Text passage:
I'm not telling you to join the "Church of Sola".  I'm not even telling you to accept all of his theology (I don't accept all of it either.)  I'm just telling you to stop believing in a synergistic gospel and accept the true, monergistic gospel.  Turning that into a matter of "Church of Sola" is a red herring.



> I agree, works of the Law will not save me.
> 
> 
> In these verses Paul says justification comes from faith in Christ, and not from the works of the Law. I agree.
> 
> 
> You have an obsession with using those verses to condemn others, but in the end what you claim to be the 'true gospel' is simply your personal opinion with nothing other than your personal interpretation to of Scripture to back it up. It's a move you go to in virtually every thread, but using that verse is absolutely no proof.
> 
> All you're saying by quoting that verse is "Those who believe a false gospel are condemned, you don't believe my personal opinion based on my private interoperation of Scripture, therefore you are condemned." 
> ...


The church is made up of men.  And Galatians 1:6-9 says nothing about the church.

----------


## Christian Liberty

> Sola and FF are in rare form toady...epic trollery is epic.





> I am a Protestant, but I respectfully disagree with Sola_Fide and FreedomFanatic about Roman Catholics not being my brothers in the Faith. I do not agree with much of Roman Catholic theology, but I do acknowledge that they are trusting in Christ, based on their testimonies and their zeal to love God as best as they can, in accordance with the Scriptures (whether I have disagreements with them or not on certain passages).
> 
> I know of many Calvinists who I would say are worse Christians than some Roman Catholics, because those Calvinists are rude, belligerent, disrespectful, proud, arrogant, and condescending on lots of people, Christians and non-Christian alike. Yet, those same Calvinists can cite the Westminster standards, know where key "Reformed" passages are in Scripture, give an outstanding, "credible" profession of their faith, but there is so much hatred in their heart that you can see it in their eyes when they speak. So, if I used the standard of my Calvinist brethren on these boards towards the aforementioned ones in my post, then I would have to conclude that some Calvinists aren't even saved.


Who says all Calvinists are saved?  I can't think of any good reason to say that, can you?

I completely disagree with the rest of this post, with all due respect.  Man judges on outward appearances, but God judges based on the heart.  You can't just see that someone seems to be trying or sincere and so judge him saved.  There are many sincere people who are not saved.  I will never call someone saved unless he believes the gospel.  I don't see how you can possibly say Roman Catholics believe in the same gospel we do.

Prompt a:
In the rows from the line with "q6-item: 凝 — [459, 254, 532, 273]" to the line with "hanzi-item: 桨 — [90, 894, 103, 913]", swap each "match-cell" for "pair-cell" and leave everything else unchanged. Give back only those lines.
The rows have no connection to the forum excerpt.

Information provided:

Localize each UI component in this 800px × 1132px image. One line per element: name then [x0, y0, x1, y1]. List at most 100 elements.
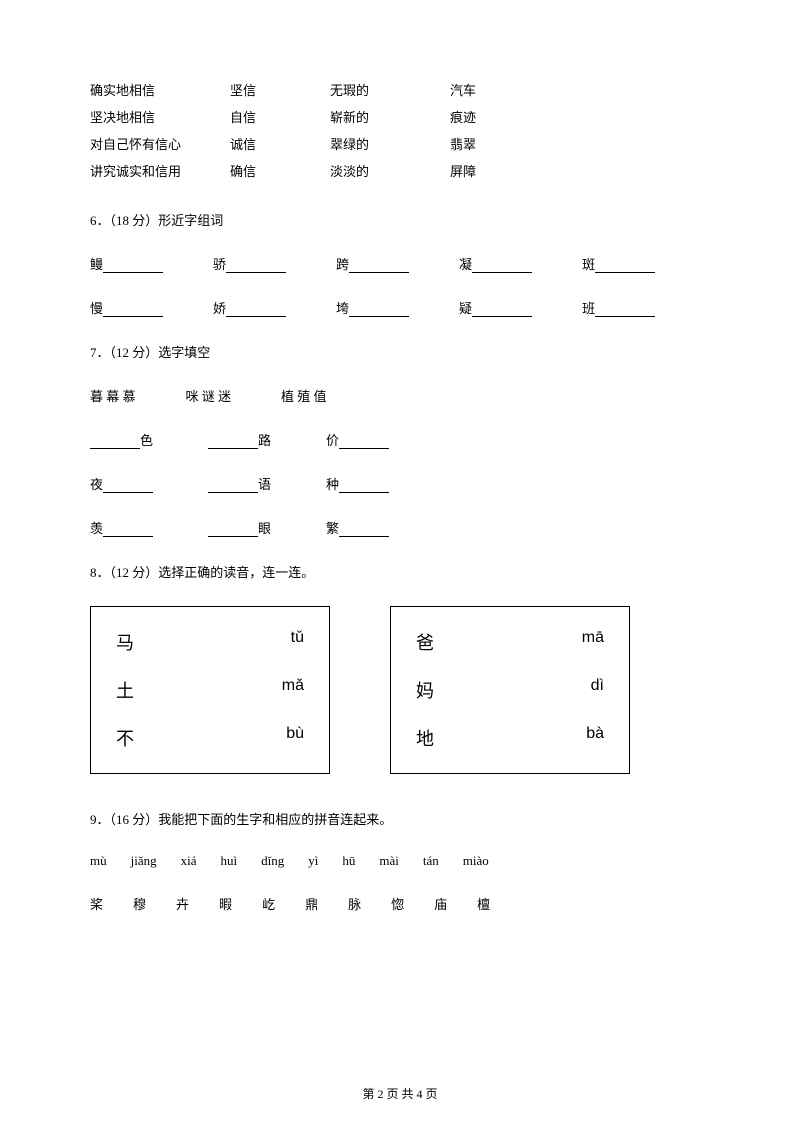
q6-item: 凝 — [459, 254, 532, 273]
q6-row1: 鳗 骄 跨 凝 斑 — [90, 254, 710, 273]
pinyin: tǔ — [291, 629, 304, 655]
q6-item: 鳗 — [90, 254, 163, 273]
box-row: 妈dì — [416, 677, 604, 703]
choice-group: 咪 谜 迷 — [186, 386, 232, 405]
q6-item: 班 — [582, 298, 655, 317]
q6-item: 娇 — [213, 298, 286, 317]
blank[interactable] — [472, 303, 532, 317]
blank[interactable] — [339, 435, 389, 449]
q7-row2: 夜 语 种 — [90, 474, 710, 493]
match-cell: 痕迹 — [450, 107, 530, 126]
pinyin-item: mài — [379, 853, 399, 869]
pinyin-item: miào — [463, 853, 489, 869]
char: 鳗 — [90, 257, 103, 272]
blank[interactable] — [349, 259, 409, 273]
q7-item: 羡 — [90, 518, 153, 537]
hanzi-item: 暇 — [219, 894, 232, 913]
char: 班 — [582, 301, 595, 316]
match-cell: 诚信 — [230, 134, 330, 153]
char: 凝 — [459, 257, 472, 272]
char: 价 — [326, 433, 339, 448]
char: 垮 — [336, 301, 349, 316]
match-cell: 确实地相信 — [90, 80, 230, 99]
hanzi-item: 庙 — [434, 894, 447, 913]
q8-boxes: 马 tǔ 土 mǎ 不bù 爸mā 妈dì 地 bà — [90, 606, 710, 774]
q6-item: 跨 — [336, 254, 409, 273]
match-cell: 翡翠 — [450, 134, 530, 153]
hanzi-item: 桨 — [90, 894, 103, 913]
pinyin-item: tán — [423, 853, 439, 869]
q8-box-right: 爸mā 妈dì 地 bà — [390, 606, 630, 774]
blank[interactable] — [103, 303, 163, 317]
box-row: 不bù — [116, 725, 304, 751]
q9-title: 9．（16 分）我能把下面的生字和相应的拼音连起来。 — [90, 809, 710, 828]
blank[interactable] — [226, 259, 286, 273]
pinyin: bù — [286, 725, 304, 751]
blank[interactable] — [208, 435, 258, 449]
q7-item: 路 — [208, 430, 271, 449]
blank[interactable] — [208, 523, 258, 537]
q7-item: 眼 — [208, 518, 271, 537]
match-cell: 坚决地相信 — [90, 107, 230, 126]
blank[interactable] — [339, 523, 389, 537]
blank[interactable] — [595, 259, 655, 273]
blank[interactable] — [595, 303, 655, 317]
char: 疑 — [459, 301, 472, 316]
char: 慢 — [90, 301, 103, 316]
match-cell: 崭新的 — [330, 107, 450, 126]
q7-item: 种 — [326, 474, 389, 493]
match-cell: 自信 — [230, 107, 330, 126]
pinyin-item: mù — [90, 853, 107, 869]
hanzi-item: 屹 — [262, 894, 275, 913]
q7-row1: 色 路 价 — [90, 430, 710, 449]
blank[interactable] — [103, 259, 163, 273]
hanzi: 妈 — [416, 677, 434, 703]
char: 夜 — [90, 477, 103, 492]
blank[interactable] — [226, 303, 286, 317]
blank[interactable] — [103, 523, 153, 537]
q7-item: 色 — [90, 430, 153, 449]
box-row: 马 tǔ — [116, 629, 304, 655]
pinyin: mǎ — [282, 677, 304, 703]
hanzi-item: 鼎 — [305, 894, 318, 913]
match-cell: 屏障 — [450, 161, 530, 180]
match-cell: 确信 — [230, 161, 330, 180]
hanzi: 爸 — [416, 629, 434, 655]
char: 路 — [258, 433, 271, 448]
blank[interactable] — [472, 259, 532, 273]
q6-row2: 慢 娇 垮 疑 班 — [90, 298, 710, 317]
blank[interactable] — [349, 303, 409, 317]
box-row: 土 mǎ — [116, 677, 304, 703]
hanzi: 地 — [416, 725, 434, 751]
q6-item: 垮 — [336, 298, 409, 317]
match-cell: 淡淡的 — [330, 161, 450, 180]
hanzi: 马 — [116, 629, 134, 655]
pinyin: bà — [586, 725, 604, 751]
hanzi: 土 — [116, 677, 134, 703]
char: 繁 — [326, 521, 339, 536]
q6-title: 6．（18 分）形近字组词 — [90, 210, 710, 229]
hanzi-item: 卉 — [176, 894, 189, 913]
char: 羡 — [90, 521, 103, 536]
blank[interactable] — [90, 435, 140, 449]
char: 语 — [258, 477, 271, 492]
hanzi-item: 惚 — [391, 894, 404, 913]
q7-item: 价 — [326, 430, 389, 449]
char: 种 — [326, 477, 339, 492]
blank[interactable] — [208, 479, 258, 493]
match-cell: 对自己怀有信心 — [90, 134, 230, 153]
match-cell: 坚信 — [230, 80, 330, 99]
char: 色 — [140, 433, 153, 448]
q9-hanzi-row: 桨 穆 卉 暇 屹 鼎 脉 惚 庙 檀 — [90, 894, 710, 913]
q6-item: 斑 — [582, 254, 655, 273]
hanzi-item: 穆 — [133, 894, 146, 913]
pinyin-item: jiǎng — [131, 853, 157, 869]
q7-item: 繁 — [326, 518, 389, 537]
pinyin-item: dǐng — [261, 853, 284, 869]
box-row: 爸mā — [416, 629, 604, 655]
blank[interactable] — [339, 479, 389, 493]
blank[interactable] — [103, 479, 153, 493]
q6-item: 慢 — [90, 298, 163, 317]
q7-choices: 暮 幕 慕 咪 谜 迷 植 殖 值 — [90, 386, 710, 405]
pinyin-item: xiá — [181, 853, 197, 869]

Prompt b:
Do the following statements agree with the forum excerpt? Answer yes or no for each and quote the deciding words. (i) The opening post asks the reader to accept all of Sola's theology. (ii) One quoted poster identifies as a Protestant. (iii) The excerpt states that Galatians 1:6-9 concerns the church.

Exercise output a:
q6-item: 凝 — [459, 254, 532, 273]
q6-row1: 鳗 骄 跨 凝 斑 — [90, 254, 710, 273]
pinyin: tǔ — [291, 629, 304, 655]
q6-item: 鳗 — [90, 254, 163, 273]
box-row: 妈dì — [416, 677, 604, 703]
choice-group: 咪 谜 迷 — [186, 386, 232, 405]
q6-item: 班 — [582, 298, 655, 317]
q6-item: 娇 — [213, 298, 286, 317]
blank[interactable] — [472, 303, 532, 317]
blank[interactable] — [339, 435, 389, 449]
q7-row2: 夜 语 种 — [90, 474, 710, 493]
pair-cell: 痕迹 — [450, 107, 530, 126]
pinyin-item: mài — [379, 853, 399, 869]
pinyin-item: miào — [463, 853, 489, 869]
char: 鳗 — [90, 257, 103, 272]
blank[interactable] — [349, 259, 409, 273]
q7-item: 羡 — [90, 518, 153, 537]
hanzi-item: 暇 — [219, 894, 232, 913]
char: 班 — [582, 301, 595, 316]
pair-cell: 诚信 — [230, 134, 330, 153]
char: 凝 — [459, 257, 472, 272]
char: 价 — [326, 433, 339, 448]
char: 垮 — [336, 301, 349, 316]
pair-cell: 确实地相信 — [90, 80, 230, 99]
hanzi-item: 庙 — [434, 894, 447, 913]
q8-boxes: 马 tǔ 土 mǎ 不bù 爸mā 妈dì 地 bà — [90, 606, 710, 774]
q6-item: 跨 — [336, 254, 409, 273]
pair-cell: 翡翠 — [450, 134, 530, 153]
hanzi-item: 桨 — [90, 894, 103, 913]

Exercise output b:
(i) No: "I'm not even telling you to accept all of his theology"
(ii) Yes: "I am a Protestant"
(iii) No: "Galatians 1:6-9 says nothing about the church."